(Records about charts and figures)
## Start

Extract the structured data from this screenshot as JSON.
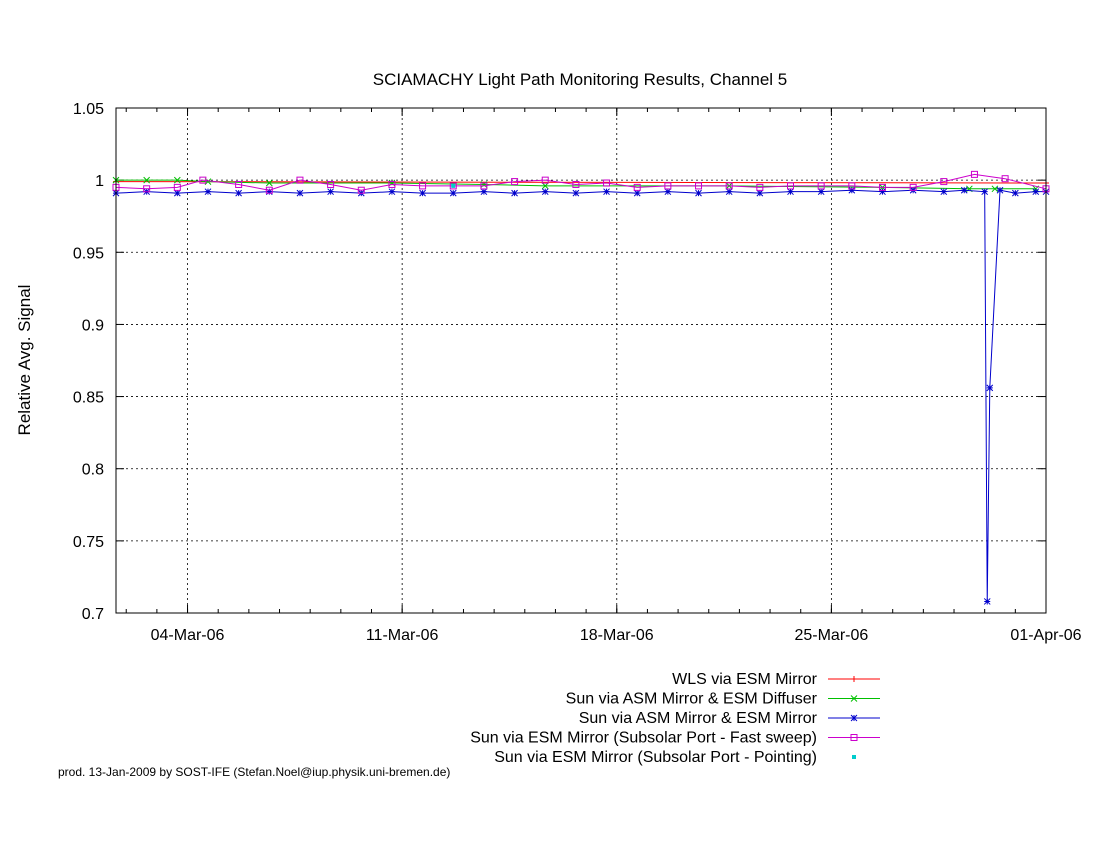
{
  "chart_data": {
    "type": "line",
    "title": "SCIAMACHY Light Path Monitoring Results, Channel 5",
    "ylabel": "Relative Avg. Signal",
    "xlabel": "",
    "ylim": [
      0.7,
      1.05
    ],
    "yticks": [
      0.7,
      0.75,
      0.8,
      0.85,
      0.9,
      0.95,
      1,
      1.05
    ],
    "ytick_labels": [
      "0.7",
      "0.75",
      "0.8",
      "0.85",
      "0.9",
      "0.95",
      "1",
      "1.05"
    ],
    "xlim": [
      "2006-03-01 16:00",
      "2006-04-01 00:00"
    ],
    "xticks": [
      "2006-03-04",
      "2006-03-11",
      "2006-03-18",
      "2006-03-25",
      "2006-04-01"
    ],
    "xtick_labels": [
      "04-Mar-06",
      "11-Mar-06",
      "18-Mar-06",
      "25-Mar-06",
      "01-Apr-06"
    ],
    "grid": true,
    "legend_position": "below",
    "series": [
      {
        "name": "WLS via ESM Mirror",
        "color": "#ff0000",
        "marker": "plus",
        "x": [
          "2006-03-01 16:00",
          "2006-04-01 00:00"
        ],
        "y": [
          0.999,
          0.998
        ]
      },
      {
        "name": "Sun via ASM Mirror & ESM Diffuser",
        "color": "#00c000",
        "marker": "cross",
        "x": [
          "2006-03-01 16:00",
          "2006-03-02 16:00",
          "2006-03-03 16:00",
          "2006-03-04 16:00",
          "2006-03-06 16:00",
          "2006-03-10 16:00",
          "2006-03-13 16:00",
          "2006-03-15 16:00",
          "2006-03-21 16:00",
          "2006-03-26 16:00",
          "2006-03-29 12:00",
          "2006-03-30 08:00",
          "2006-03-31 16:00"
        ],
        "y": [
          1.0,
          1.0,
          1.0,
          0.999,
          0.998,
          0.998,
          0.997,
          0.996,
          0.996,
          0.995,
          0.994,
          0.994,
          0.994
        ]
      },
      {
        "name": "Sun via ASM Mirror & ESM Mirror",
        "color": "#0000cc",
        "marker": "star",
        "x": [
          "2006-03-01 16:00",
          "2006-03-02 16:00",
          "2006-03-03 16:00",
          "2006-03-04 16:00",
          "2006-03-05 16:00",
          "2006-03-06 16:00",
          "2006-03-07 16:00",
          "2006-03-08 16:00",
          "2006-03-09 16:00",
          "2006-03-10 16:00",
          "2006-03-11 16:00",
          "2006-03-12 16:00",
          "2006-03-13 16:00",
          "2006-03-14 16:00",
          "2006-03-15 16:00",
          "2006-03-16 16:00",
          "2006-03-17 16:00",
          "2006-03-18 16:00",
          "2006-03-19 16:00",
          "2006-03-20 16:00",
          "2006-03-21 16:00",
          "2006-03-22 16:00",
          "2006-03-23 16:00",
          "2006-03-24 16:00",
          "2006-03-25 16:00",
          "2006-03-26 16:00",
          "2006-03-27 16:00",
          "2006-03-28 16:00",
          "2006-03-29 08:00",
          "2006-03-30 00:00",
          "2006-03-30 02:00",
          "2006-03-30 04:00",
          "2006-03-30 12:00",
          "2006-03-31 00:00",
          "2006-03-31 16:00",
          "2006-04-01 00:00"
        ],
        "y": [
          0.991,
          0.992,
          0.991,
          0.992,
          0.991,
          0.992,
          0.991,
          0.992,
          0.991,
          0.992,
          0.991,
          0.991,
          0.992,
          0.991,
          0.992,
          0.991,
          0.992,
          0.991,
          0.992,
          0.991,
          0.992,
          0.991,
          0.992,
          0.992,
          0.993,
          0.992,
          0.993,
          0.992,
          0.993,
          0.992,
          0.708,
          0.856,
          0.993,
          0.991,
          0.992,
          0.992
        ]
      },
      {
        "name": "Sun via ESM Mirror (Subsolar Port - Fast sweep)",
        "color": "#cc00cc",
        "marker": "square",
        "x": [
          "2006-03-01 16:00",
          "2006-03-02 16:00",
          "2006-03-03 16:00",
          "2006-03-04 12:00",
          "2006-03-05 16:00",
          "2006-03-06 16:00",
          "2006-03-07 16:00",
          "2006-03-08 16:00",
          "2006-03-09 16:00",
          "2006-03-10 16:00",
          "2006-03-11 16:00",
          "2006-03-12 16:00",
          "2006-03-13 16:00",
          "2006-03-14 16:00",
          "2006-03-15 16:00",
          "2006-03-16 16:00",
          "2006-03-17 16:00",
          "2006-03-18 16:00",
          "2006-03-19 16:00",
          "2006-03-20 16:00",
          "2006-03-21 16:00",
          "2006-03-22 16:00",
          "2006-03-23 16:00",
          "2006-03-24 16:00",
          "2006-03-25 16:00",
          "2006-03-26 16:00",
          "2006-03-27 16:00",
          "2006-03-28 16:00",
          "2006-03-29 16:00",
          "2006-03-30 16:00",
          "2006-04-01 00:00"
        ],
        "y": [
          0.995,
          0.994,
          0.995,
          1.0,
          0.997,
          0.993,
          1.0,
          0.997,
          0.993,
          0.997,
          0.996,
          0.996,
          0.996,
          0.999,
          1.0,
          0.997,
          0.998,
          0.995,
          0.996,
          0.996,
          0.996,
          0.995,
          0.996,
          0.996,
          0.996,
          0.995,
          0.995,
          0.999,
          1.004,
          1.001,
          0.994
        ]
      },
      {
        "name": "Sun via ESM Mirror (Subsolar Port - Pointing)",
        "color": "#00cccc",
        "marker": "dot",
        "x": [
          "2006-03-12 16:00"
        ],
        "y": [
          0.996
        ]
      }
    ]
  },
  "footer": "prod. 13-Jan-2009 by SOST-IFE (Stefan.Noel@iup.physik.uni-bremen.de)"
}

## End
## Start

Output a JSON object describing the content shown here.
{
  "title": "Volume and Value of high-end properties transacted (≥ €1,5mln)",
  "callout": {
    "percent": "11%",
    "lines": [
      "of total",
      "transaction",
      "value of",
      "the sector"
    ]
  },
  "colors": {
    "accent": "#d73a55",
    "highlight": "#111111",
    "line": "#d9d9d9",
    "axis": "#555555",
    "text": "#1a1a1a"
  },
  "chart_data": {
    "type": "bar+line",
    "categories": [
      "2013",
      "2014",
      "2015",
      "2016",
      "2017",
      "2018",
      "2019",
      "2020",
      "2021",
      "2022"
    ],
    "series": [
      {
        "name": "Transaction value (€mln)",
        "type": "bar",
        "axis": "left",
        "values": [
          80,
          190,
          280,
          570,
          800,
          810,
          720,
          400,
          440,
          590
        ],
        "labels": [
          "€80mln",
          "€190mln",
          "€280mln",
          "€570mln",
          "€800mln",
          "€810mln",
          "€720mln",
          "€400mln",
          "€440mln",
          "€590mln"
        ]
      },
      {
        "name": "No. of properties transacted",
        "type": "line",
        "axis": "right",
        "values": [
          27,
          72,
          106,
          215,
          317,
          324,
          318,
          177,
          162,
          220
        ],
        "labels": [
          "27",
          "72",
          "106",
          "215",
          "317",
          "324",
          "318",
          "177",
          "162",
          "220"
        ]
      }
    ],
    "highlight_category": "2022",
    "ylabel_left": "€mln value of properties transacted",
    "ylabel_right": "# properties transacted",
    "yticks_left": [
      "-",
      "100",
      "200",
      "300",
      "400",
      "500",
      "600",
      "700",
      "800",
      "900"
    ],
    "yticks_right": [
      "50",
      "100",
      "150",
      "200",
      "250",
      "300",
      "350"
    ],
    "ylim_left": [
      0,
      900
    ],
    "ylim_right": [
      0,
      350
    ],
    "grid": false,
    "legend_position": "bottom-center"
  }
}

## End

== TASK STATEMENT ==
Search the listing above for the string "name". Copy every line that contains it.

== ANSWER TO THIS PROBLEM ==
        "name": "WLS via ESM Mirror",
        "name": "Sun via ASM Mirror & ESM Diffuser",
        "name": "Sun via ASM Mirror & ESM Mirror",
        "name": "Sun via ESM Mirror (Subsolar Port - Fast sweep)",
        "name": "Sun via ESM Mirror (Subsolar Port - Pointing)",
        "name": "Transaction value (€mln)",
        "name": "No. of properties transacted",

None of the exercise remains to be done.